===== DATASET ROWS

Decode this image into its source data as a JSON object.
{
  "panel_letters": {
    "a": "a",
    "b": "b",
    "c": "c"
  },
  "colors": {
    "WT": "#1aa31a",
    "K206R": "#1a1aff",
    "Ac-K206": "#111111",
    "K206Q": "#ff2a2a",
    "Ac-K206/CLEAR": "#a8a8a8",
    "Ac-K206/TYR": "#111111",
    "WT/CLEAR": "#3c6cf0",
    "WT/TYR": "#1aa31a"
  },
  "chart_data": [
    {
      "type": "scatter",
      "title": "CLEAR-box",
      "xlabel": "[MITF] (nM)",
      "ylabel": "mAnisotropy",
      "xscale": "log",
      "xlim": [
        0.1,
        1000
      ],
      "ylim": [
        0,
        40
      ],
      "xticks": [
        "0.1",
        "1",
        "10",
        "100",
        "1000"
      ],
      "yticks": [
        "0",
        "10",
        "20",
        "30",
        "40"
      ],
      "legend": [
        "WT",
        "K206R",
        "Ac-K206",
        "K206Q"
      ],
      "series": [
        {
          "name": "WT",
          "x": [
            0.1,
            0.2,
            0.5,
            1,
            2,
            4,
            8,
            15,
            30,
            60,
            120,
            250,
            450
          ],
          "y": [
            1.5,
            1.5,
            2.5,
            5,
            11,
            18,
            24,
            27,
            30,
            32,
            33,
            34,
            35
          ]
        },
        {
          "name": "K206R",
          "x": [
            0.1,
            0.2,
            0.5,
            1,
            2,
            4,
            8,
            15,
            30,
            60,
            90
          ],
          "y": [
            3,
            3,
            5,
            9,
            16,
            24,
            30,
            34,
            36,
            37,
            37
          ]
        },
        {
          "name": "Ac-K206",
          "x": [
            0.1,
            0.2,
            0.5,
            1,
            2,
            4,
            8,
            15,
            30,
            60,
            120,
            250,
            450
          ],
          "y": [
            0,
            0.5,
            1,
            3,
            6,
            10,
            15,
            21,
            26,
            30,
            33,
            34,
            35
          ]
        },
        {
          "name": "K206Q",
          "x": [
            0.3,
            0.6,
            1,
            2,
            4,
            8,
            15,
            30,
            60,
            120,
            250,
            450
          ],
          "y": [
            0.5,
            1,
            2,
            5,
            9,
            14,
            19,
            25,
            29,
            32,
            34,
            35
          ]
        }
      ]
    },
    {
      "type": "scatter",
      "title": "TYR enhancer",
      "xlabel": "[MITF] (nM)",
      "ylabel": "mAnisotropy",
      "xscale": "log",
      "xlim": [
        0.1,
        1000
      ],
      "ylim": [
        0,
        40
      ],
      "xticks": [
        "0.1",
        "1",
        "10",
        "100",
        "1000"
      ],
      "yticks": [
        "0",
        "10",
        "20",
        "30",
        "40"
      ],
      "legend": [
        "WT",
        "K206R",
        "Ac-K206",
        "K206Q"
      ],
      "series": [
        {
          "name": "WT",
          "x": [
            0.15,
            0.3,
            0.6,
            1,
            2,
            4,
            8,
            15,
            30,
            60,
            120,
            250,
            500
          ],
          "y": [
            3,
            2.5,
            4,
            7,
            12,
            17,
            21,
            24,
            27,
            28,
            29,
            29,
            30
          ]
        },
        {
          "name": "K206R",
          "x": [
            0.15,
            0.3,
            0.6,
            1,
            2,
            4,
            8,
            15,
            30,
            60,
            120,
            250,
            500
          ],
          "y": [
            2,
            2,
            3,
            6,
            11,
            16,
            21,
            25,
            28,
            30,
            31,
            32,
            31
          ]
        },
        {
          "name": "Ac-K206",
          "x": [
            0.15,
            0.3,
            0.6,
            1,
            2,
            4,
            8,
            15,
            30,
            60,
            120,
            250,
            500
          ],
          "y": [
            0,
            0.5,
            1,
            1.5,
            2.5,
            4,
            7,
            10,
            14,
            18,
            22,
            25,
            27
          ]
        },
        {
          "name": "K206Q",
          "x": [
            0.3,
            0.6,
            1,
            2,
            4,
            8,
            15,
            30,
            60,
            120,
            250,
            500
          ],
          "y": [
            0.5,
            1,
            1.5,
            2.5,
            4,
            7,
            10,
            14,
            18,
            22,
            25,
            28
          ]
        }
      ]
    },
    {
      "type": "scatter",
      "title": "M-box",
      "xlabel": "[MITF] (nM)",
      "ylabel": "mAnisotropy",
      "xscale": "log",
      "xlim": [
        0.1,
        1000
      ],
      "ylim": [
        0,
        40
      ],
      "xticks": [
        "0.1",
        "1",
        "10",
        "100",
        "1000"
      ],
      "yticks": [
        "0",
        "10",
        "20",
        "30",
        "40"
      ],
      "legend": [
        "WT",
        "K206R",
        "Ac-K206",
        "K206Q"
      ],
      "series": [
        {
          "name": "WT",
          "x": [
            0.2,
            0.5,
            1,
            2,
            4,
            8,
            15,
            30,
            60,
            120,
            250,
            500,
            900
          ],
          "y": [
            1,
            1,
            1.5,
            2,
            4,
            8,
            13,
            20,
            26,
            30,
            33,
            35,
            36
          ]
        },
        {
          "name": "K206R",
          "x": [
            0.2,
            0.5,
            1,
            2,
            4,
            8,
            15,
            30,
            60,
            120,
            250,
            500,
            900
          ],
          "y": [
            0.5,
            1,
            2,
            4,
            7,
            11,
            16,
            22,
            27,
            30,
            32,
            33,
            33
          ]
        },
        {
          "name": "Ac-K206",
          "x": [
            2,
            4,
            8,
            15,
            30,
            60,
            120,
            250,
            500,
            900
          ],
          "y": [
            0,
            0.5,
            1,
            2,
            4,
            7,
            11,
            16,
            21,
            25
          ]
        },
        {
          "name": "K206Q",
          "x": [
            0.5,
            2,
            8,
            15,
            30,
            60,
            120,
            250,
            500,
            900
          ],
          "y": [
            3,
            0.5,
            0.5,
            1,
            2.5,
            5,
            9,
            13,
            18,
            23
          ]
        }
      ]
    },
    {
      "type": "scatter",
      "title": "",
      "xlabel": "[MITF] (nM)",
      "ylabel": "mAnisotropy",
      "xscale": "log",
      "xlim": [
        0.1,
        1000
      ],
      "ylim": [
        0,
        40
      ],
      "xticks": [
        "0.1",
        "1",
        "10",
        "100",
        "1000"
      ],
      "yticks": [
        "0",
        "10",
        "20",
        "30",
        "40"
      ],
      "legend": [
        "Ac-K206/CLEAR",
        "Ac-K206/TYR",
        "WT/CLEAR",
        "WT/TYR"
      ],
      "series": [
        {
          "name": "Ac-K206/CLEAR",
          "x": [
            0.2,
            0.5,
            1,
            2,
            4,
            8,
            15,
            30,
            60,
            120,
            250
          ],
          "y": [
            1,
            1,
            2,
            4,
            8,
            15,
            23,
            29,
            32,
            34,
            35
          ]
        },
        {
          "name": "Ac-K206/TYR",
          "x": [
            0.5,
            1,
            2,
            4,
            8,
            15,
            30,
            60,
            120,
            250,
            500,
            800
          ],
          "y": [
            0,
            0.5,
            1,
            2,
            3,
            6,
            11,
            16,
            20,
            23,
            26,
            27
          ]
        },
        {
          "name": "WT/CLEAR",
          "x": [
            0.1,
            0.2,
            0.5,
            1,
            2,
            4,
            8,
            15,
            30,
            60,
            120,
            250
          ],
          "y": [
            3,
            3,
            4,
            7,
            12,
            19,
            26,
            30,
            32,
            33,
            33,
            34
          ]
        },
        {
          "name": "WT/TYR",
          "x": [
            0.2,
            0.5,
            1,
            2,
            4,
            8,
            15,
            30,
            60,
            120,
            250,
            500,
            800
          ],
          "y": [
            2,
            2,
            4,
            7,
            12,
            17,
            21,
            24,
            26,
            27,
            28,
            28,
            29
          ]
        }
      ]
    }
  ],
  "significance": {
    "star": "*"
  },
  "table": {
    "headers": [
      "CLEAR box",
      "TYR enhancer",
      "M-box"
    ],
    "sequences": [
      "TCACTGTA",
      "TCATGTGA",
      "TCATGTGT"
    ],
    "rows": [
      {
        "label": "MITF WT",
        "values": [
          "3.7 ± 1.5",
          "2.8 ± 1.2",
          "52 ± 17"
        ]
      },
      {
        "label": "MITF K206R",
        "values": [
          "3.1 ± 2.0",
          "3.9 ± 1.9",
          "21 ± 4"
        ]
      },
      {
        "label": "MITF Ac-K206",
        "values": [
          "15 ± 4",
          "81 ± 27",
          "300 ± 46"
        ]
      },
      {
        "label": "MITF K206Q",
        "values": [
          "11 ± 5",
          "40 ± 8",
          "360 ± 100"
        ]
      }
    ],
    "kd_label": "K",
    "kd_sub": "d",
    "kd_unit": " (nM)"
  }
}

==========

STATED EXERCISE
Find the lines that include the string "CLEAR", then copy each of them.

SOLUTION TO THIS PROBLEM
    "Ac-K206/CLEAR": "#a8a8a8",
    "WT/CLEAR": "#3c6cf0",
      "title": "CLEAR-box",
        "Ac-K206/CLEAR",
        "WT/CLEAR",
          "name": "Ac-K206/CLEAR",
          "name": "WT/CLEAR",
      "CLEAR box",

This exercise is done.